TASK PROMPT
Below are some entries; can you quote all of them exactly?

==== DATA FOR THIS TASK

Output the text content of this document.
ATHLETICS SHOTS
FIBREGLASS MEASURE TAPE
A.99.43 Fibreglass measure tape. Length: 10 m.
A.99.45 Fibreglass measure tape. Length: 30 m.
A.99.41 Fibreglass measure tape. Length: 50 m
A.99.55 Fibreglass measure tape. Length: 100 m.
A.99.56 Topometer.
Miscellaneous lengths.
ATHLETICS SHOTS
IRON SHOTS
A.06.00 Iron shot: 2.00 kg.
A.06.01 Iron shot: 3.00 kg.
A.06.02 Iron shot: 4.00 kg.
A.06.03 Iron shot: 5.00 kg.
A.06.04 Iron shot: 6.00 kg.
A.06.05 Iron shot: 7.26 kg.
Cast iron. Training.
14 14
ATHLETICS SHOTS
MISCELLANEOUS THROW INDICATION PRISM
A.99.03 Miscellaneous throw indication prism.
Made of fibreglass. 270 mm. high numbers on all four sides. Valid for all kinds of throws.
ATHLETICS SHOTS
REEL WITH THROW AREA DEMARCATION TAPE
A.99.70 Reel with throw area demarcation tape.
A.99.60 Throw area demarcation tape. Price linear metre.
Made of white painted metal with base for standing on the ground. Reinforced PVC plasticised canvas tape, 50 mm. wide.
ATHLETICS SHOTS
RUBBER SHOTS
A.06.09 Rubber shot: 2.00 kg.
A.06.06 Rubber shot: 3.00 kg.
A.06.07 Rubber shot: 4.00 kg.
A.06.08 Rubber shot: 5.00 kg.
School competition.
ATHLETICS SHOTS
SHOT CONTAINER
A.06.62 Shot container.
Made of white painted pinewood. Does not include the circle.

========

REPLY TO THE TASK
Output the text content of this document.
ATHLETICS SHOTS
FIBREGLASS MEASURE TAPE
A.99.43 Fibreglass measure tape. Length: 10 m.
A.99.45 Fibreglass measure tape. Length: 30 m.
A.99.41 Fibreglass measure tape. Length: 50 m
A.99.55 Fibreglass measure tape. Length: 100 m.
A.99.56 Topometer.
Miscellaneous lengths.
ATHLETICS SHOTS
IRON SHOTS
A.06.00 Iron shot: 2.00 kg.
A.06.01 Iron shot: 3.00 kg.
A.06.02 Iron shot: 4.00 kg.
A.06.03 Iron shot: 5.00 kg.
A.06.04 Iron shot: 6.00 kg.
A.06.05 Iron shot: 7.26 kg.
Cast iron. Training.
14 14
ATHLETICS SHOTS
MISCELLANEOUS THROW INDICATION PRISM
A.99.03 Miscellaneous throw indication prism.
Made of fibreglass. 270 mm. high numbers on all four sides. Valid for all kinds of throws.
ATHLETICS SHOTS
REEL WITH THROW AREA DEMARCATION TAPE
A.99.70 Reel with throw area demarcation tape.
A.99.60 Throw area demarcation tape. Price linear metre.
Made of white painted metal with base for standing on the ground. Reinforced PVC plasticised canvas tape, 50 mm. wide.
ATHLETICS SHOTS
RUBBER SHOTS
A.06.09 Rubber shot: 2.00 kg.
A.06.06 Rubber shot: 3.00 kg.
A.06.07 Rubber shot: 4.00 kg.
A.06.08 Rubber shot: 5.00 kg.
School competition.
ATHLETICS SHOTS
SHOT CONTAINER
A.06.62 Shot container.
Made of white painted pinewood. Does not include the circle.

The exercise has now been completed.